__DATASET EXTRACT__.
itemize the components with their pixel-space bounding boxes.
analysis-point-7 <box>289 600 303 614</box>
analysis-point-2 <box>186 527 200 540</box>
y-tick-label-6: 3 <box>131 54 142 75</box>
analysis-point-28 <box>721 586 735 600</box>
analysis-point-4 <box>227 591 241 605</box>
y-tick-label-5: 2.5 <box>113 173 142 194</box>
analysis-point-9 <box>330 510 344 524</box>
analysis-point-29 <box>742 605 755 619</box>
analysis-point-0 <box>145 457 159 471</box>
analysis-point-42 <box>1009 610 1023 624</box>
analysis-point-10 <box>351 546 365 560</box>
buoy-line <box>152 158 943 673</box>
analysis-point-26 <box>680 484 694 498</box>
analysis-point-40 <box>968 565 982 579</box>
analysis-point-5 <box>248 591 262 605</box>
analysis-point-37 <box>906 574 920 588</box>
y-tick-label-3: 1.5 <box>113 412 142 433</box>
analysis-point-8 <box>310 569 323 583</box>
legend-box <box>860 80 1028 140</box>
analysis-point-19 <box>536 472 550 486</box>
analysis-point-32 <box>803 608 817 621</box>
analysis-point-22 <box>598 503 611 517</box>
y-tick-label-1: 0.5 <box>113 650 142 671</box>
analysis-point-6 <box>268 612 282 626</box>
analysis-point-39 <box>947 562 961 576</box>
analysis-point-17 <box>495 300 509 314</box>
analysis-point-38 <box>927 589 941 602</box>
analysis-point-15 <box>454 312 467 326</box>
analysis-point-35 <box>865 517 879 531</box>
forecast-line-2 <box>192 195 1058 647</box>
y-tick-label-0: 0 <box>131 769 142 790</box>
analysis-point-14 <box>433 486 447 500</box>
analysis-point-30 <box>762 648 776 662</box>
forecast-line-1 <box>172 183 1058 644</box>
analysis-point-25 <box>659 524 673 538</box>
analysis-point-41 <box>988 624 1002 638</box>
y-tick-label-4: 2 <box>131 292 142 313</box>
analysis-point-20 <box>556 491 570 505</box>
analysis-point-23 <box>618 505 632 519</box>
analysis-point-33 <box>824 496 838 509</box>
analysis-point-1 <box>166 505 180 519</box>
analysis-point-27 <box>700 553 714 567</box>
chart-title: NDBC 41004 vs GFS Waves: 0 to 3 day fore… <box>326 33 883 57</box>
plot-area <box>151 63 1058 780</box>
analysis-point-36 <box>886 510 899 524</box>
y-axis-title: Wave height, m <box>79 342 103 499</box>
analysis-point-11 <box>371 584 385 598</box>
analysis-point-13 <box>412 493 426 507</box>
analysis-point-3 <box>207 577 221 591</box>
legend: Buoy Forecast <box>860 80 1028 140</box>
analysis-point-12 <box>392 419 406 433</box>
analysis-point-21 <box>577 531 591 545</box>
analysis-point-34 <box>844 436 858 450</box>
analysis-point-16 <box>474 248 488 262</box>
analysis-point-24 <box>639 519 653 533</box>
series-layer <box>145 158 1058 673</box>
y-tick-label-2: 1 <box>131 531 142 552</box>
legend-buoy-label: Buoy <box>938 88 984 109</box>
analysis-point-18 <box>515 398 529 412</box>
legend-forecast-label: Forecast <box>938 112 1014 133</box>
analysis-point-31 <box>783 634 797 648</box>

__EXERCISE REQUIREMENTS__. Find each line in the items above that contains the string "tick", treating uppercase and lowercase as different, and copy those lines.

__EXERCISE OUTPUT__.
y-tick-label-6: 3 <box>131 54 142 75</box>
y-tick-label-5: 2.5 <box>113 173 142 194</box>
y-tick-label-3: 1.5 <box>113 412 142 433</box>
y-tick-label-1: 0.5 <box>113 650 142 671</box>
y-tick-label-0: 0 <box>131 769 142 790</box>
y-tick-label-4: 2 <box>131 292 142 313</box>
y-tick-label-2: 1 <box>131 531 142 552</box>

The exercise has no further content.